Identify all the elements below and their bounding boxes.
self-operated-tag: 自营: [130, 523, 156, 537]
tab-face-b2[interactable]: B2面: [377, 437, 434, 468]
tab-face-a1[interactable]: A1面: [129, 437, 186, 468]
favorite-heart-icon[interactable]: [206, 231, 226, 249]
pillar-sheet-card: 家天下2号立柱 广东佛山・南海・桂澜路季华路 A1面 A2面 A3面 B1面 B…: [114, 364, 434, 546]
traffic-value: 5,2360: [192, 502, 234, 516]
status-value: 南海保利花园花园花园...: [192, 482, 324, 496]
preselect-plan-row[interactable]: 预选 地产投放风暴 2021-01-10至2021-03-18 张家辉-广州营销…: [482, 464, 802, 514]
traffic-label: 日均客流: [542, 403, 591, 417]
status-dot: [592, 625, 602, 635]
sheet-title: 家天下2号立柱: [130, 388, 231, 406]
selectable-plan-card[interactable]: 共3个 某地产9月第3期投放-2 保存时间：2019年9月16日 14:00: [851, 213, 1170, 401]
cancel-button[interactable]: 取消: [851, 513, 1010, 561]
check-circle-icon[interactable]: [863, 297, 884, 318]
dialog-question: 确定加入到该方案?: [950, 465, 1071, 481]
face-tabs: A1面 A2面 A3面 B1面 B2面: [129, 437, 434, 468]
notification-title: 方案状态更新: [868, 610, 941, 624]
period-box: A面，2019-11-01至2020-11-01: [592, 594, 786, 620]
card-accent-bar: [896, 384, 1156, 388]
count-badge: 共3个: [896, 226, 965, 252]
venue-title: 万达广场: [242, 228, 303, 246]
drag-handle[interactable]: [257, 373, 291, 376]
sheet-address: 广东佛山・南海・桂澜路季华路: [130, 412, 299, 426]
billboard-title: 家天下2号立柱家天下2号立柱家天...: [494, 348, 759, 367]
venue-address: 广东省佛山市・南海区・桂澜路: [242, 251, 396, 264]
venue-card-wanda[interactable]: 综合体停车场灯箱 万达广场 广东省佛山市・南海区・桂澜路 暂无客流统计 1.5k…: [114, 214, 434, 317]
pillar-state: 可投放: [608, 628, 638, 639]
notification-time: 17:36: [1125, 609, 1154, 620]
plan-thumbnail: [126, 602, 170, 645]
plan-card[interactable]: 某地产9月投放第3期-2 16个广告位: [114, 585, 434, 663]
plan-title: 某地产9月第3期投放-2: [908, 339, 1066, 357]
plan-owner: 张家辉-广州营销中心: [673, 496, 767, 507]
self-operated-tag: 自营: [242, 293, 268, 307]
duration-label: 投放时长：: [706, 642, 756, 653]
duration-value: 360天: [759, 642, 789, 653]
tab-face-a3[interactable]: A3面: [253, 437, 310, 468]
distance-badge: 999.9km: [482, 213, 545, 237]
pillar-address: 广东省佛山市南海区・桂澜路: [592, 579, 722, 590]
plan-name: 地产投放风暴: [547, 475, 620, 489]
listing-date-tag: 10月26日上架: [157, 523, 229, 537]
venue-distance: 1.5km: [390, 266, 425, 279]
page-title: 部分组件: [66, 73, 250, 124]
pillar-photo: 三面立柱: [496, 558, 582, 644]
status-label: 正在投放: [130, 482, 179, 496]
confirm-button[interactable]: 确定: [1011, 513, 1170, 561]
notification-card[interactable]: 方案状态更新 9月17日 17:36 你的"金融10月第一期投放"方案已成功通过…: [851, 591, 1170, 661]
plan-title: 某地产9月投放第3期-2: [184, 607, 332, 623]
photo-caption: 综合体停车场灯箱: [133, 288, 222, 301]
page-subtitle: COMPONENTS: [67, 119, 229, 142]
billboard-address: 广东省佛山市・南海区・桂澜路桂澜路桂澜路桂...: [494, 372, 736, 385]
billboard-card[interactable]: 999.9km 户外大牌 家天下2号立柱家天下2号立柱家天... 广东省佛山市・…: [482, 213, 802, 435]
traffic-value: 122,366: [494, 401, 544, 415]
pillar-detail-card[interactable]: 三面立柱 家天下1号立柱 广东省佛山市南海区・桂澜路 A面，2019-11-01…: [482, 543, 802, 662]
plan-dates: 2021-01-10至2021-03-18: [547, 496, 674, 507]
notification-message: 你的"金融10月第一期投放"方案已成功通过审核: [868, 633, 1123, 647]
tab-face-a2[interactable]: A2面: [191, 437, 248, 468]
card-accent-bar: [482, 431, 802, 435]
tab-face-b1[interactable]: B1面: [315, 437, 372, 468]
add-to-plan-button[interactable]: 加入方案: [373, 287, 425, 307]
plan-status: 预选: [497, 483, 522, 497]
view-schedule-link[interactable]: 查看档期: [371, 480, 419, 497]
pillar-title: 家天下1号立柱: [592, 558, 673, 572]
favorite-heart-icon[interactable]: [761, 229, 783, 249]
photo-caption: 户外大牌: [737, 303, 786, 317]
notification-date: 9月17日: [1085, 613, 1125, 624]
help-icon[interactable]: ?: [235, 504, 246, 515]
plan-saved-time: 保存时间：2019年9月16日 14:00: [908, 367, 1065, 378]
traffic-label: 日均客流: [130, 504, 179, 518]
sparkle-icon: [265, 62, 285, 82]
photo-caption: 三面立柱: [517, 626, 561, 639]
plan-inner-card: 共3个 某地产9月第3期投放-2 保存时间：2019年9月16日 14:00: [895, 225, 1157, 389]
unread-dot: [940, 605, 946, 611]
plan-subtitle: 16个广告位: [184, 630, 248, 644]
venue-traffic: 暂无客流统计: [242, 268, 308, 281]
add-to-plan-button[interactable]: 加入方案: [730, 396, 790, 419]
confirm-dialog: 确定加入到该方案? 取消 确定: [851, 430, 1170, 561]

================================

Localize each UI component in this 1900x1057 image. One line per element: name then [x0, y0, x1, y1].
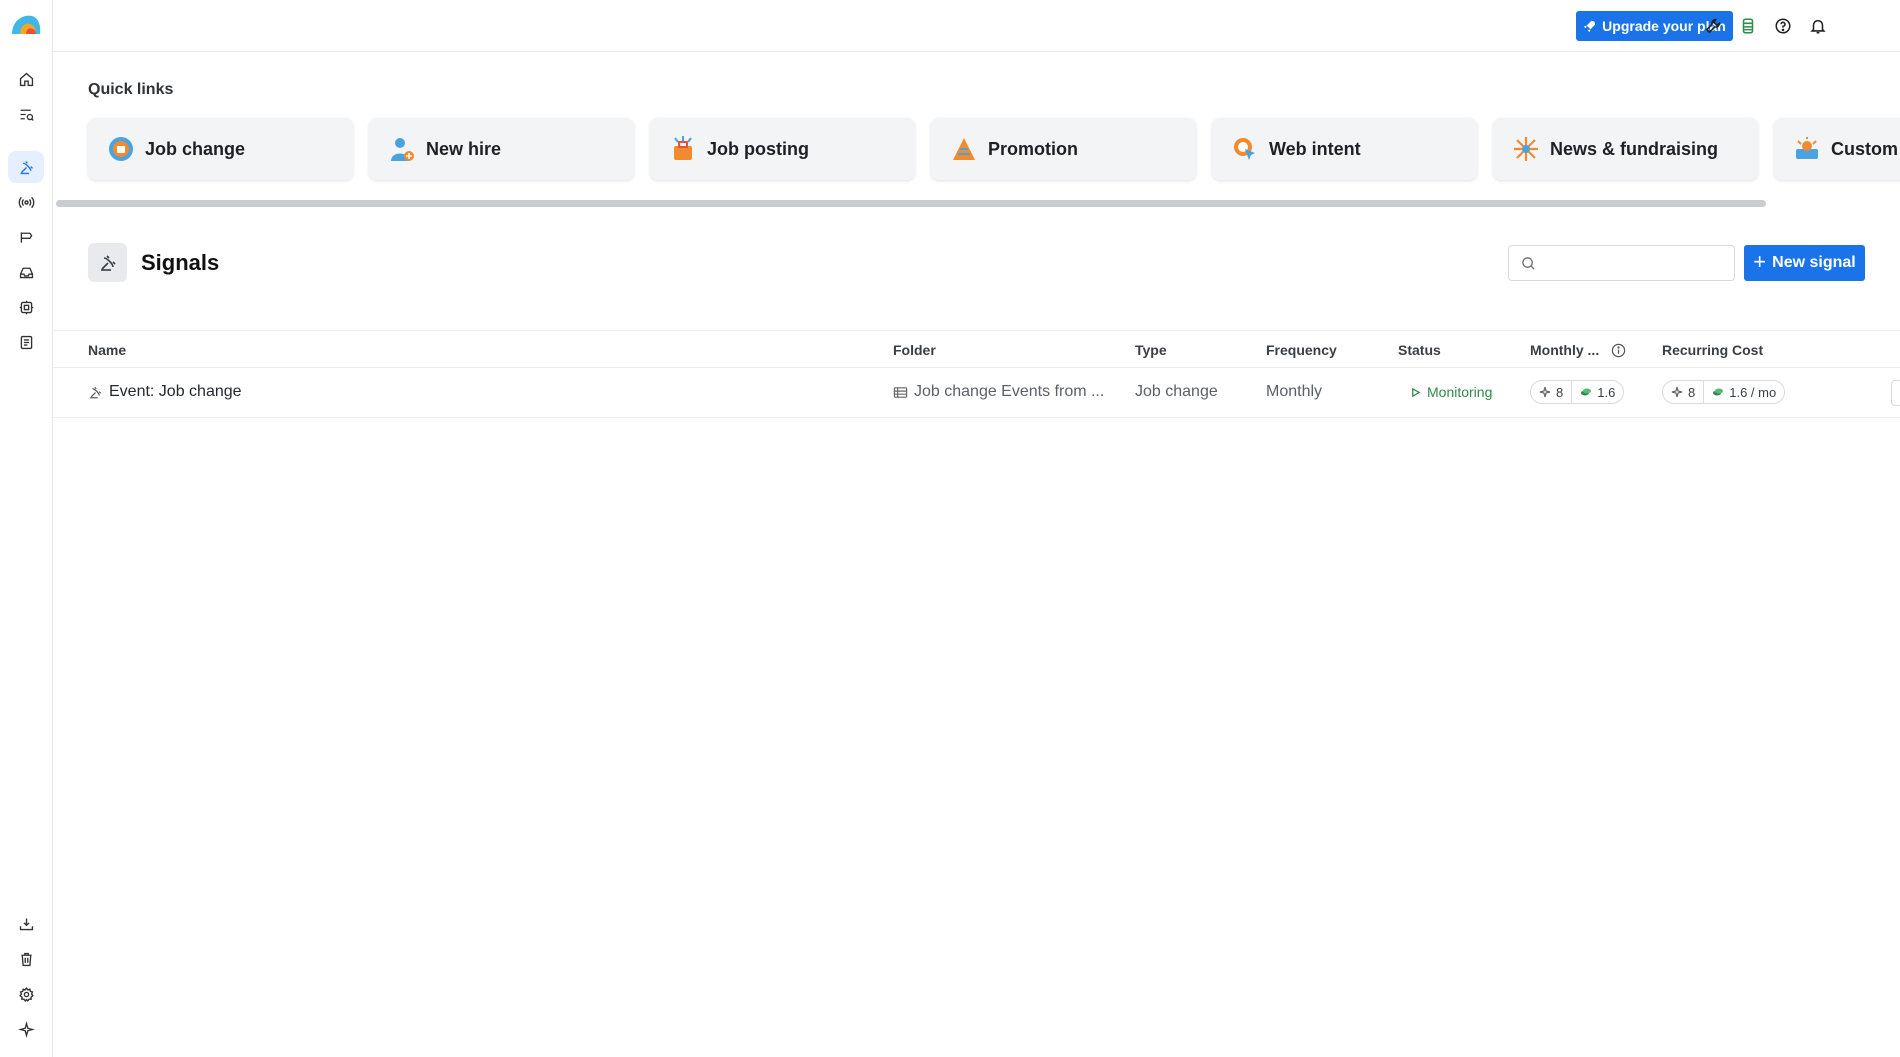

================================

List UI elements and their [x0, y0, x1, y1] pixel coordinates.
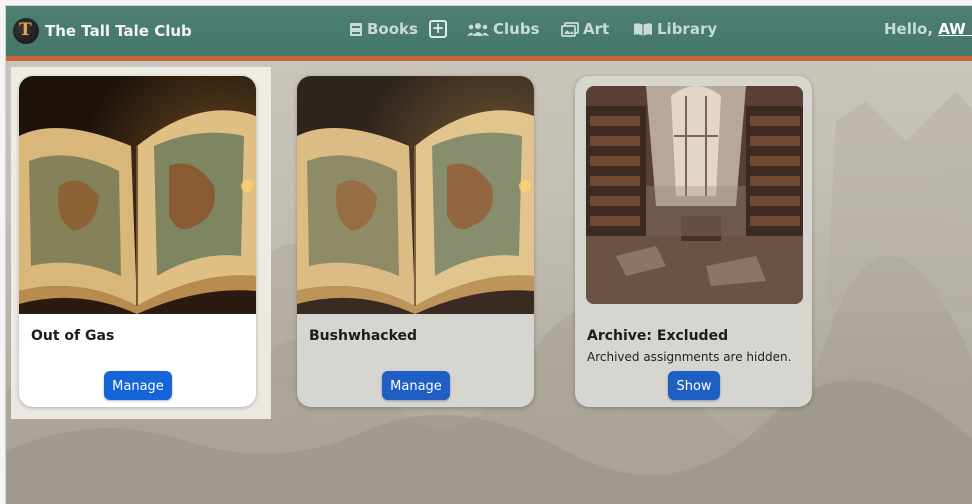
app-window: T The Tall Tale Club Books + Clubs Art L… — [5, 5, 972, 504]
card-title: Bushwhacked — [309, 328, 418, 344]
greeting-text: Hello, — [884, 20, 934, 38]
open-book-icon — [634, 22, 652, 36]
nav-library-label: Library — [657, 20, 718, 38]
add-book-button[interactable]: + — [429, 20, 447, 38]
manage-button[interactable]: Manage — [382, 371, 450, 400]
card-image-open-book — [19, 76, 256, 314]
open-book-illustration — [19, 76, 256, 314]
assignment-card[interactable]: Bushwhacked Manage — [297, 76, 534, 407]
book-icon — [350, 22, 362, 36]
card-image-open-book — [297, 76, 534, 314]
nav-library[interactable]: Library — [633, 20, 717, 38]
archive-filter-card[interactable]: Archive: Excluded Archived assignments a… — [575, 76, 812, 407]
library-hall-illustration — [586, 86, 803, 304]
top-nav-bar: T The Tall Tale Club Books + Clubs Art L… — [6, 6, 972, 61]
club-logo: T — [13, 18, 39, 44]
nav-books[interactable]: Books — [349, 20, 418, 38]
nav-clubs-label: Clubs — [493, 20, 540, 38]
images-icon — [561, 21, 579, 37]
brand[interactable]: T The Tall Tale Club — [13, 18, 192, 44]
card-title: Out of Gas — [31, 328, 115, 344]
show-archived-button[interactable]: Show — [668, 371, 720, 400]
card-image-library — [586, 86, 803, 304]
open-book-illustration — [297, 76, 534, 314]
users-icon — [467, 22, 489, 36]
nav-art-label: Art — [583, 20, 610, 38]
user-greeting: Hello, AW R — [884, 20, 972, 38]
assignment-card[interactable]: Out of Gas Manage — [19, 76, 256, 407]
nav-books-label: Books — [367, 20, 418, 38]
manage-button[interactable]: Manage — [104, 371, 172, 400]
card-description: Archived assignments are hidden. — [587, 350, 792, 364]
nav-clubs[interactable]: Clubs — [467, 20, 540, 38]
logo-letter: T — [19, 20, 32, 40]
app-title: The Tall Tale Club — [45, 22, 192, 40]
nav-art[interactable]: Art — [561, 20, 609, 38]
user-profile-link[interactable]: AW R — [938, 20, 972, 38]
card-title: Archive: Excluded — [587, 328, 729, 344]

================================

EXERCISE TASK: Reproduce the material word for word, starting at the line with "List UI elements" and continuing up to and including the line with "nav-library[interactable]: Library —". Leave the pictures out of your output.

CORRECT RESULT:
List UI elements and their [x0, y0, x1, y1] pixel coordinates.
app-window: T The Tall Tale Club Books + Clubs Art L… — [5, 5, 972, 504]
card-title: Bushwhacked — [309, 328, 418, 344]
greeting-text: Hello, — [884, 20, 934, 38]
open-book-icon — [634, 22, 652, 36]
nav-library-label: Library — [657, 20, 718, 38]
add-book-button[interactable]: + — [429, 20, 447, 38]
manage-button[interactable]: Manage — [382, 371, 450, 400]
card-image-open-book — [19, 76, 256, 314]
open-book-illustration — [19, 76, 256, 314]
assignment-card[interactable]: Bushwhacked Manage — [297, 76, 534, 407]
book-icon — [350, 22, 362, 36]
card-image-open-book — [297, 76, 534, 314]
nav-library[interactable]: Library — [633, 20, 717, 38]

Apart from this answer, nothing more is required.